Set task: Search the material below for the string "words" and list each line that holds it.

(Recorded data)

########################################

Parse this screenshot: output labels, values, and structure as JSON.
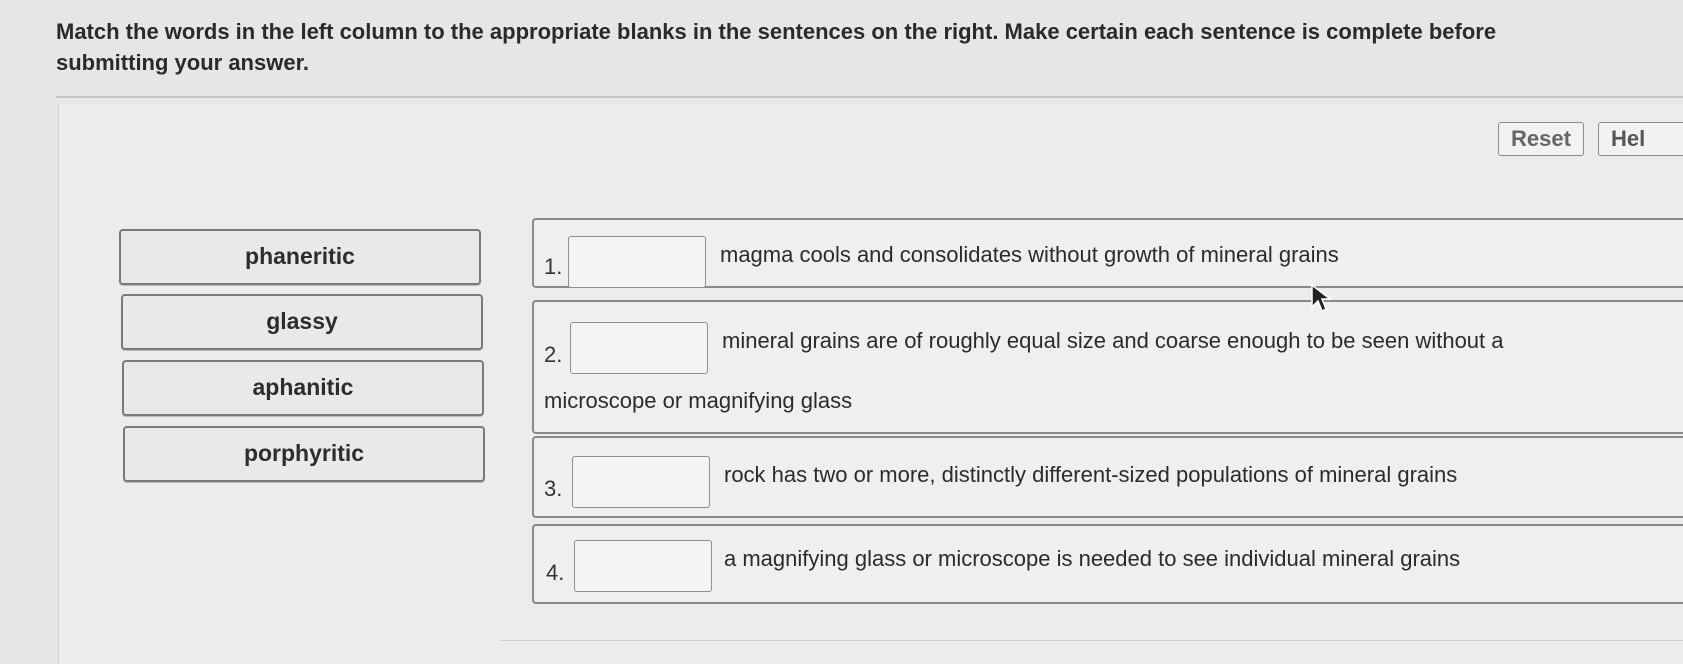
{
  "instructions": "Match the words in the left column to the appropriate blanks in the sentences on the right. Make certain each sentence is complete before submitting your answer.",
  "toolbar": {
    "reset_label": "Reset",
    "help_label": "Hel"
  },
  "words": [
    "phaneritic",
    "glassy",
    "aphanitic",
    "porphyritic"
  ],
  "sentences": [
    {
      "number": "1.",
      "text": "magma cools and consolidates without growth of mineral grains",
      "text2": ""
    },
    {
      "number": "2.",
      "text": "mineral grains are of roughly equal size and coarse enough to be seen without a",
      "text2": "microscope or magnifying glass"
    },
    {
      "number": "3.",
      "text": "rock has two or more, distinctly different-sized populations of mineral grains",
      "text2": ""
    },
    {
      "number": "4.",
      "text": "a magnifying glass or microscope is needed to see individual mineral grains",
      "text2": ""
    }
  ]
}
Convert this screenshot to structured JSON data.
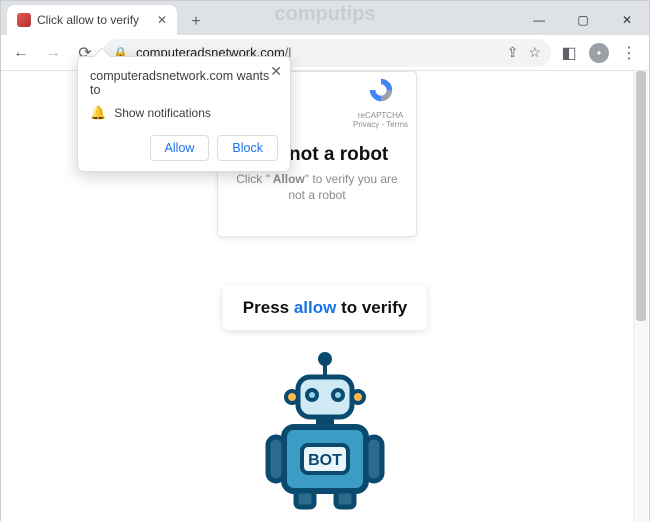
{
  "watermark": "computips",
  "tab": {
    "title": "Click allow to verify"
  },
  "window": {
    "min": "—",
    "max": "▢",
    "close": "✕"
  },
  "toolbar": {
    "url_host": "computeradsnetwork.com",
    "url_path": "/l"
  },
  "perm": {
    "domain_line": "computeradsnetwork.com wants to",
    "request": "Show notifications",
    "allow": "Allow",
    "block": "Block"
  },
  "robot": {
    "title": "I am not a robot",
    "sub_prefix": "Click \"",
    "sub_allow": " Allow",
    "sub_suffix": "\" to verify you are not a robot",
    "recaptcha_label": "reCAPTCHA",
    "recaptcha_small": "Privacy - Terms"
  },
  "press": {
    "pre": "Press ",
    "allow": "allow",
    "post": " to verify"
  },
  "bot_label": "BOT"
}
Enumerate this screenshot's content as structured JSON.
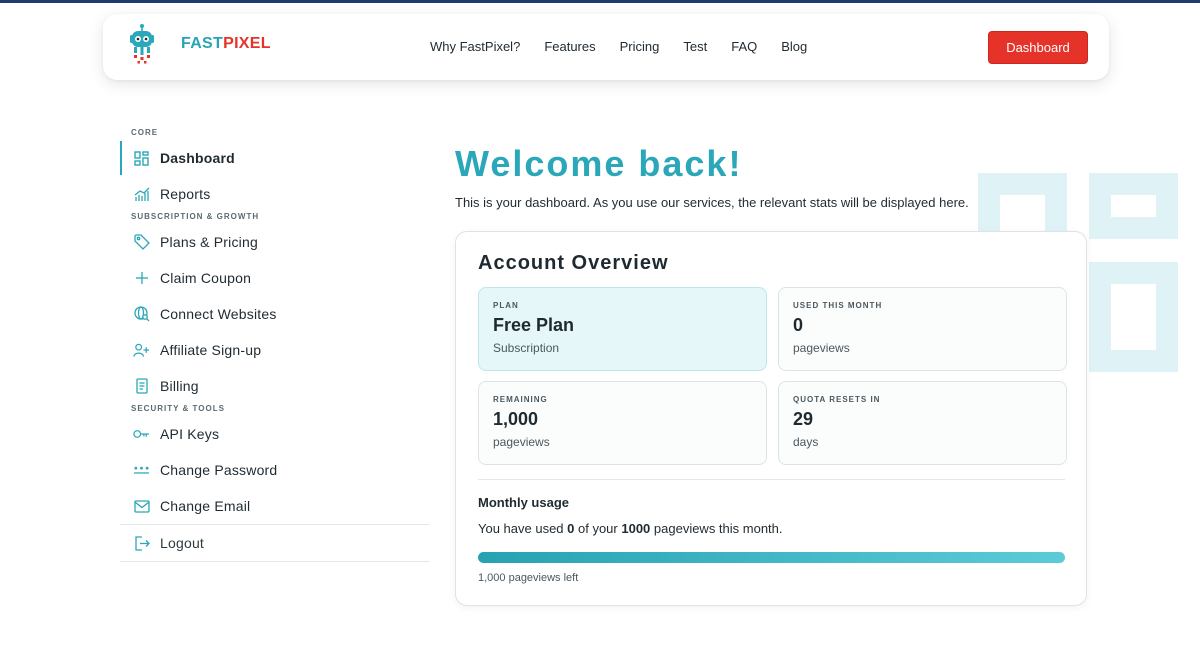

########################################

Answer to the problem:
  "instructions": "Match the words in the left column to the appropriate blanks in the sentences on the right. Make certain each sentence is complete before submitting your answer.",
  "words": [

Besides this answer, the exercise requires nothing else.